*WRITTEN PROBLEM*
Set down, in full, every record in the block.

Collected data:
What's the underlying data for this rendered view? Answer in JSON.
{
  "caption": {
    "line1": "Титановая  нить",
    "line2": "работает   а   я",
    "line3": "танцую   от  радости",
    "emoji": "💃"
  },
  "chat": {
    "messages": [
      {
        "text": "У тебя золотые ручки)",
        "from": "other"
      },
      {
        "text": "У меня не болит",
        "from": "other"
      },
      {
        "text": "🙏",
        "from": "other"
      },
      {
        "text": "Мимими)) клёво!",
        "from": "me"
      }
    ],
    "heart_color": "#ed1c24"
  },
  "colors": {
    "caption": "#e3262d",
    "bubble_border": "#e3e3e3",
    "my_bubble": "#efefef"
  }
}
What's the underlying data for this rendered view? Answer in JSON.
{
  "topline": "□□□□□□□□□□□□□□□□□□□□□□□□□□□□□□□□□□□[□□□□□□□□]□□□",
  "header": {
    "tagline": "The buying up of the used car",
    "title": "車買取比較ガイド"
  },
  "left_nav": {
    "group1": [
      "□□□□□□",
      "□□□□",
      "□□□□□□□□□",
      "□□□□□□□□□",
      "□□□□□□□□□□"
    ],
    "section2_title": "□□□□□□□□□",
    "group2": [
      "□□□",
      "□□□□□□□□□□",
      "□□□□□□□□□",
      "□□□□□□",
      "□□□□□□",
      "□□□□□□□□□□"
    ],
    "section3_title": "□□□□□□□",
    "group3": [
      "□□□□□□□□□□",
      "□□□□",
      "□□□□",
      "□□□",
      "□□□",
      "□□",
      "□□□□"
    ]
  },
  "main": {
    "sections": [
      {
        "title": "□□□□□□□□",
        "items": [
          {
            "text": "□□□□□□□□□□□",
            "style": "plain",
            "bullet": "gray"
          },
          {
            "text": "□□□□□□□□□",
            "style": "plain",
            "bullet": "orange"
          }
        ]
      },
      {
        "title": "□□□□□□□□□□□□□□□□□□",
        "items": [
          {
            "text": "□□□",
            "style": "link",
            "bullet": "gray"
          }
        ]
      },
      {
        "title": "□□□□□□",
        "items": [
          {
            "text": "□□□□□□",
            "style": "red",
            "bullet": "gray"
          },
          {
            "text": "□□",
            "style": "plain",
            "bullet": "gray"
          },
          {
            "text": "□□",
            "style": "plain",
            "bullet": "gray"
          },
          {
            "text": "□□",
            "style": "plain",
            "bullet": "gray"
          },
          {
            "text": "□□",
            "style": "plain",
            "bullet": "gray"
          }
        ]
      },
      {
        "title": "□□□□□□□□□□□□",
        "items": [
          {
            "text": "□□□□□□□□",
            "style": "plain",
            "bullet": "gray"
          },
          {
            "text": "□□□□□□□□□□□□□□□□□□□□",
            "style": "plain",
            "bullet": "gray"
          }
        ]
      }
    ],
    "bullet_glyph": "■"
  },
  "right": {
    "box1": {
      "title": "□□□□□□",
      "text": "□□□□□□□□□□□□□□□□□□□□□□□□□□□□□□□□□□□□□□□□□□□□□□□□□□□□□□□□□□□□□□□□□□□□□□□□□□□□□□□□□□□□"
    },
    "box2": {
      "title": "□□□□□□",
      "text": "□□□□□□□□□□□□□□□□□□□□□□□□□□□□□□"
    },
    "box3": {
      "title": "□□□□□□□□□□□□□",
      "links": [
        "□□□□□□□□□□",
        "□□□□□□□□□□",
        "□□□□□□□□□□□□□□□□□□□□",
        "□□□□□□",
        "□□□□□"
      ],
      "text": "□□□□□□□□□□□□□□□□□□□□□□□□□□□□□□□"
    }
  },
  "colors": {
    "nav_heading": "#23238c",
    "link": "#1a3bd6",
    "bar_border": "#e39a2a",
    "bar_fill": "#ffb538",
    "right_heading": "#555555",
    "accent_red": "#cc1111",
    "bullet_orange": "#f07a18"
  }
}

*SOLUTION BELOW*
What's the underlying data for this rendered view? Answer in JSON.
{
  "caption": {
    "line1": "Титановая  нить",
    "line2": "работает   а   я",
    "line3": "танцую   от  радости",
    "emoji": "💃"
  },
  "chat": {
    "messages": [
      {
        "text": "У тебя золотые ручки)",
        "from": "other"
      },
      {
        "text": "У меня не болит",
        "from": "other"
      },
      {
        "text": "🙏",
        "from": "other"
      },
      {
        "text": "Мимими)) клёво!",
        "from": "me"
      }
    ],
    "heart_color": "#ed1c24"
  },
  "colors": {
    "caption": "#e3262d",
    "bubble_border": "#e3e3e3",
    "my_bubble": "#efefef"
  }
}
What's the underlying data for this rendered view? Answer in JSON.
{
  "topline": "□□□□□□□□□□□□□□□□□□□□□□□□□□□□□□□□□□□[□□□□□□□□]□□□",
  "header": {
    "tagline": "The buying up of the used car",
    "title": "車買取比較ガイド"
  },
  "left_nav": {
    "group1": [
      "□□□□□□",
      "□□□□",
      "□□□□□□□□□",
      "□□□□□□□□□",
      "□□□□□□□□□□"
    ],
    "section2_title": "□□□□□□□□□",
    "group2": [
      "□□□",
      "□□□□□□□□□□",
      "□□□□□□□□□",
      "□□□□□□",
      "□□□□□□",
      "□□□□□□□□□□"
    ],
    "section3_title": "□□□□□□□",
    "group3": [
      "□□□□□□□□□□",
      "□□□□",
      "□□□□",
      "□□□",
      "□□□",
      "□□",
      "□□□□"
    ]
  },
  "main": {
    "sections": [
      {
        "title": "□□□□□□□□",
        "items": [
          {
            "text": "□□□□□□□□□□□",
            "style": "plain",
            "bullet": "gray"
          },
          {
            "text": "□□□□□□□□□",
            "style": "plain",
            "bullet": "orange"
          }
        ]
      },
      {
        "title": "□□□□□□□□□□□□□□□□□□",
        "items": [
          {
            "text": "□□□",
            "style": "link",
            "bullet": "gray"
          }
        ]
      },
      {
        "title": "□□□□□□",
        "items": [
          {
            "text": "□□□□□□",
            "style": "red",
            "bullet": "gray"
          },
          {
            "text": "□□",
            "style": "plain",
            "bullet": "gray"
          },
          {
            "text": "□□",
            "style": "plain",
            "bullet": "gray"
          },
          {
            "text": "□□",
            "style": "plain",
            "bullet": "gray"
          },
          {
            "text": "□□",
            "style": "plain",
            "bullet": "gray"
          }
        ]
      },
      {
        "title": "□□□□□□□□□□□□",
        "items": [
          {
            "text": "□□□□□□□□",
            "style": "plain",
            "bullet": "gray"
          },
          {
            "text": "□□□□□□□□□□□□□□□□□□□□",
            "style": "plain",
            "bullet": "gray"
          }
        ]
      }
    ],
    "bullet_glyph": "■"
  },
  "right": {
    "box1": {
      "title": "□□□□□□",
      "text": "□□□□□□□□□□□□□□□□□□□□□□□□□□□□□□□□□□□□□□□□□□□□□□□□□□□□□□□□□□□□□□□□□□□□□□□□□□□□□□□□□□□□"
    },
    "box2": {
      "title": "□□□□□□",
      "text": "□□□□□□□□□□□□□□□□□□□□□□□□□□□□□□"
    },
    "box3": {
      "title": "□□□□□□□□□□□□□",
      "links": [
        "□□□□□□□□□□",
        "□□□□□□□□□□",
        "□□□□□□□□□□□□□□□□□□□□",
        "□□□□□□",
        "□□□□□"
      ],
      "text": "□□□□□□□□□□□□□□□□□□□□□□□□□□□□□□□"
    }
  },
  "colors": {
    "nav_heading": "#23238c",
    "link": "#1a3bd6",
    "bar_border": "#e39a2a",
    "bar_fill": "#ffb538",
    "right_heading": "#555555",
    "accent_red": "#cc1111",
    "bullet_orange": "#f07a18"
  }
}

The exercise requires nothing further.